Work instructions:
Would you restate all the data that follows, word for word?

Supplied material:
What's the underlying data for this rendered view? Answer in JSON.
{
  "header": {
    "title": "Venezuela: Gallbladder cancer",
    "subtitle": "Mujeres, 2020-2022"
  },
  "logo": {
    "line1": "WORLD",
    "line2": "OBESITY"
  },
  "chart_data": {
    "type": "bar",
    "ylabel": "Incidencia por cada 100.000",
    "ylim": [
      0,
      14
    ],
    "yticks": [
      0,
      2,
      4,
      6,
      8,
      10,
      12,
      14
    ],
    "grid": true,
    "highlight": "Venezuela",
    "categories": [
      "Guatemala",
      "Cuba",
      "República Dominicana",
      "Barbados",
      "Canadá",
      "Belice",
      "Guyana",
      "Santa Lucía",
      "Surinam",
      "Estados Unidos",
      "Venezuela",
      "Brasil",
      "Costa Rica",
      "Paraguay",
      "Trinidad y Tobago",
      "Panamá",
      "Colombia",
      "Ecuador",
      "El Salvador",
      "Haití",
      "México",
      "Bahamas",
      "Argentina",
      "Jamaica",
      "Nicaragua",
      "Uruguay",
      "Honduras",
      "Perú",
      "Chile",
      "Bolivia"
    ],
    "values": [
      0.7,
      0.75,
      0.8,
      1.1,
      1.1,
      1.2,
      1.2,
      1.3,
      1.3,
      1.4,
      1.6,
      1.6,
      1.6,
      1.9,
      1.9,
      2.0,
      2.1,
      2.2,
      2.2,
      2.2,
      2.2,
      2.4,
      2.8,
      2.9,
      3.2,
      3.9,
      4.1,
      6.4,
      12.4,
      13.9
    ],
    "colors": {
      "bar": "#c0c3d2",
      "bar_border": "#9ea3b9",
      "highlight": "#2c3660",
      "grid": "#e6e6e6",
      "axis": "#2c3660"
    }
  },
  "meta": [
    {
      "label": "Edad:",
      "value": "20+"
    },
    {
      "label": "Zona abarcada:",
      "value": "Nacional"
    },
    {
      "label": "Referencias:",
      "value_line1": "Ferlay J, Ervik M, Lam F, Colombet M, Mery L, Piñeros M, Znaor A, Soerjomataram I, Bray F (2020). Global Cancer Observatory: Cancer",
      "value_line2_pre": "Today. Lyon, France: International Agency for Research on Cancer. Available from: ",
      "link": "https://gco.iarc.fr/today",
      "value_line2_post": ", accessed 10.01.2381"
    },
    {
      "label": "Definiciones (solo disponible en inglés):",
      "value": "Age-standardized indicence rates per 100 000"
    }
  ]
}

Finished answer:
What's the underlying data for this rendered view? Answer in JSON.
{
  "header": {
    "title": "Venezuela: Gallbladder cancer",
    "subtitle": "Mujeres, 2020-2022"
  },
  "logo": {
    "line1": "WORLD",
    "line2": "OBESITY"
  },
  "chart_data": {
    "type": "bar",
    "ylabel": "Incidencia por cada 100.000",
    "ylim": [
      0,
      14
    ],
    "yticks": [
      0,
      2,
      4,
      6,
      8,
      10,
      12,
      14
    ],
    "grid": true,
    "highlight": "Venezuela",
    "categories": [
      "Guatemala",
      "Cuba",
      "República Dominicana",
      "Barbados",
      "Canadá",
      "Belice",
      "Guyana",
      "Santa Lucía",
      "Surinam",
      "Estados Unidos",
      "Venezuela",
      "Brasil",
      "Costa Rica",
      "Paraguay",
      "Trinidad y Tobago",
      "Panamá",
      "Colombia",
      "Ecuador",
      "El Salvador",
      "Haití",
      "México",
      "Bahamas",
      "Argentina",
      "Jamaica",
      "Nicaragua",
      "Uruguay",
      "Honduras",
      "Perú",
      "Chile",
      "Bolivia"
    ],
    "values": [
      0.7,
      0.75,
      0.8,
      1.1,
      1.1,
      1.2,
      1.2,
      1.3,
      1.3,
      1.4,
      1.6,
      1.6,
      1.6,
      1.9,
      1.9,
      2.0,
      2.1,
      2.2,
      2.2,
      2.2,
      2.2,
      2.4,
      2.8,
      2.9,
      3.2,
      3.9,
      4.1,
      6.4,
      12.4,
      13.9
    ],
    "colors": {
      "bar": "#c0c3d2",
      "bar_border": "#9ea3b9",
      "highlight": "#2c3660",
      "grid": "#e6e6e6",
      "axis": "#2c3660"
    }
  },
  "meta": [
    {
      "label": "Edad:",
      "value": "20+"
    },
    {
      "label": "Zona abarcada:",
      "value": "Nacional"
    },
    {
      "label": "Referencias:",
      "value_line1": "Ferlay J, Ervik M, Lam F, Colombet M, Mery L, Piñeros M, Znaor A, Soerjomataram I, Bray F (2020). Global Cancer Observatory: Cancer",
      "value_line2_pre": "Today. Lyon, France: International Agency for Research on Cancer. Available from: ",
      "link": "https://gco.iarc.fr/today",
      "value_line2_post": ", accessed 10.01.2381"
    },
    {
      "label": "Definiciones (solo disponible en inglés):",
      "value": "Age-standardized indicence rates per 100 000"
    }
  ]
}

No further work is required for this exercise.